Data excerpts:
+ + +

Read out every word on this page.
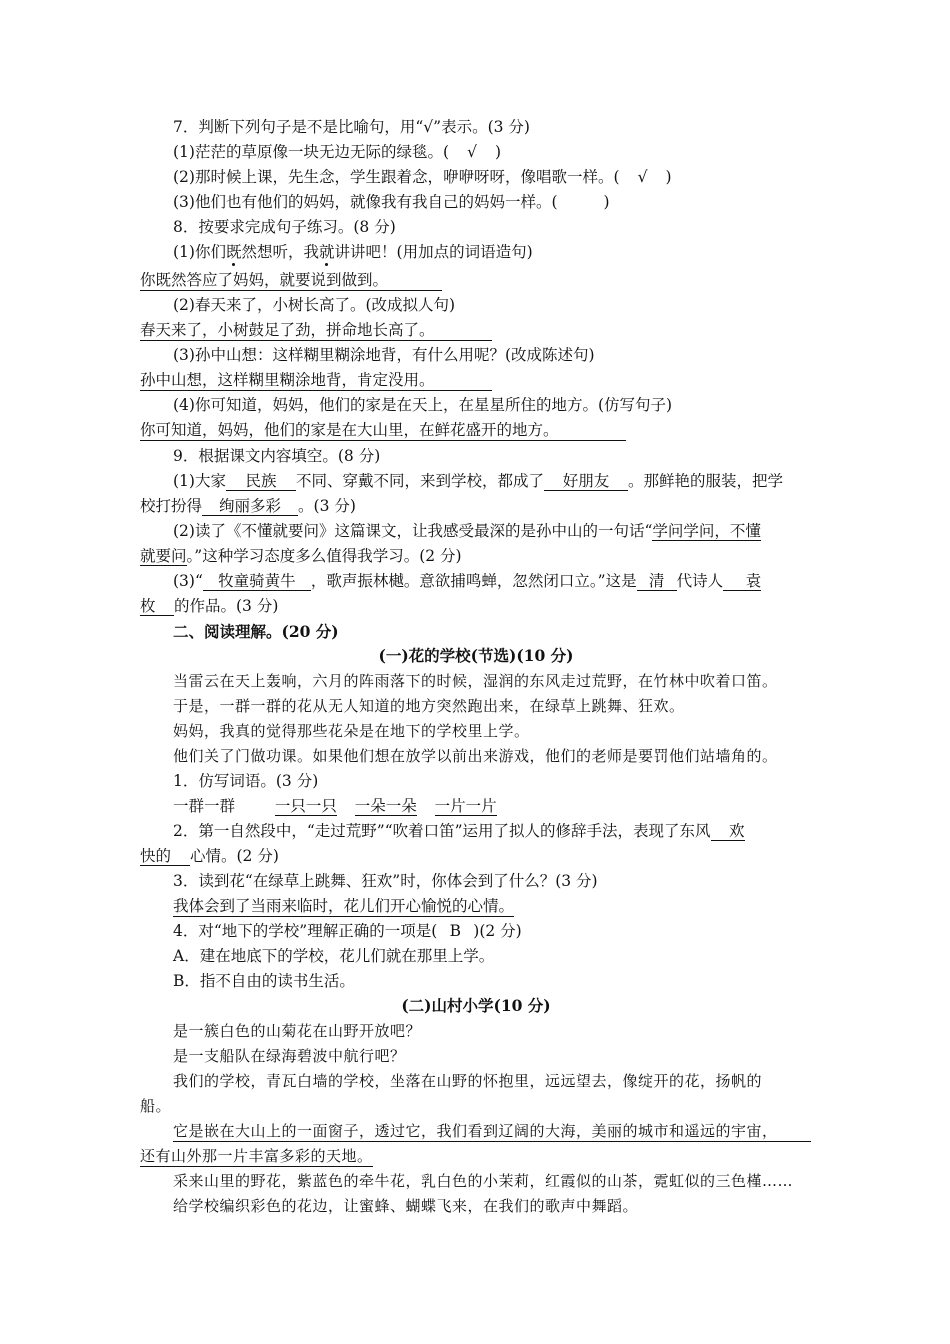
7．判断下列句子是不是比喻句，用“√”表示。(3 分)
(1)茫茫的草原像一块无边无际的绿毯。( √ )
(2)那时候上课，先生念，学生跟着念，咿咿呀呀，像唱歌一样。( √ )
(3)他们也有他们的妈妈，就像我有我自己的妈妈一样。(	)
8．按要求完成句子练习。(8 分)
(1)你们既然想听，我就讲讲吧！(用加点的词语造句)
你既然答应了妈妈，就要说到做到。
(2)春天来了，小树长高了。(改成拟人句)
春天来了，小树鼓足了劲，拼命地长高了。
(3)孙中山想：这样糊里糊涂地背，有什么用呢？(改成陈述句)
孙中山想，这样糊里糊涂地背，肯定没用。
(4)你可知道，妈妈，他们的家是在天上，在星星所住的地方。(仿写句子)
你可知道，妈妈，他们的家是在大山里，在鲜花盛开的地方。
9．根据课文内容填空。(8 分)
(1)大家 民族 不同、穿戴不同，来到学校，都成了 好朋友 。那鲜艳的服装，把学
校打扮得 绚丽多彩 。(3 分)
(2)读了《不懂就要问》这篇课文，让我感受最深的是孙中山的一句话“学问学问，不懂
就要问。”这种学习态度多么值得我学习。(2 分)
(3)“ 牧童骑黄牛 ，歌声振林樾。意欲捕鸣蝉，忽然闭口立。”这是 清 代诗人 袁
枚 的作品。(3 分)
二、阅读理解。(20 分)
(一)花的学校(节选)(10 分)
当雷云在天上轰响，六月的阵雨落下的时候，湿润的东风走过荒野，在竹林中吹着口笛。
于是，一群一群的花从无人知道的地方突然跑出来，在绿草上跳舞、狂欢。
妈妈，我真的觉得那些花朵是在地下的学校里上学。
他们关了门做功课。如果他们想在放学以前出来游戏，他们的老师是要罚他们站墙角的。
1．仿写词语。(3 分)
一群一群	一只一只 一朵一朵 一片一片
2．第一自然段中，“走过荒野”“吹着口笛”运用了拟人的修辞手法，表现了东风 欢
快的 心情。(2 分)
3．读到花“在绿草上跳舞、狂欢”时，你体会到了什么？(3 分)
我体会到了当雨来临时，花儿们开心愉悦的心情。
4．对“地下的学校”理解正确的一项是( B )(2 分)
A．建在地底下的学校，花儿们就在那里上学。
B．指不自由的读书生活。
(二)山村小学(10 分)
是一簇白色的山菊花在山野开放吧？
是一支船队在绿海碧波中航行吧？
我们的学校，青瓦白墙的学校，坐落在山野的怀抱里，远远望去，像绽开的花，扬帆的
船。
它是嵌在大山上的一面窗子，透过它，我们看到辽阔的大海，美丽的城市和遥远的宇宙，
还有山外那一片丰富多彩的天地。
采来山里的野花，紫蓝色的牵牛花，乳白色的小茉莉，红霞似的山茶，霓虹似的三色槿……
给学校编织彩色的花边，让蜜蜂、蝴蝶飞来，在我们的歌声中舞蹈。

+ + +

## [Set task]
In the lines above, find each one with "春天来了" and list it.

## [Result]
(2)春天来了，小树长高了。(改成拟人句)
春天来了，小树鼓足了劲，拼命地长高了。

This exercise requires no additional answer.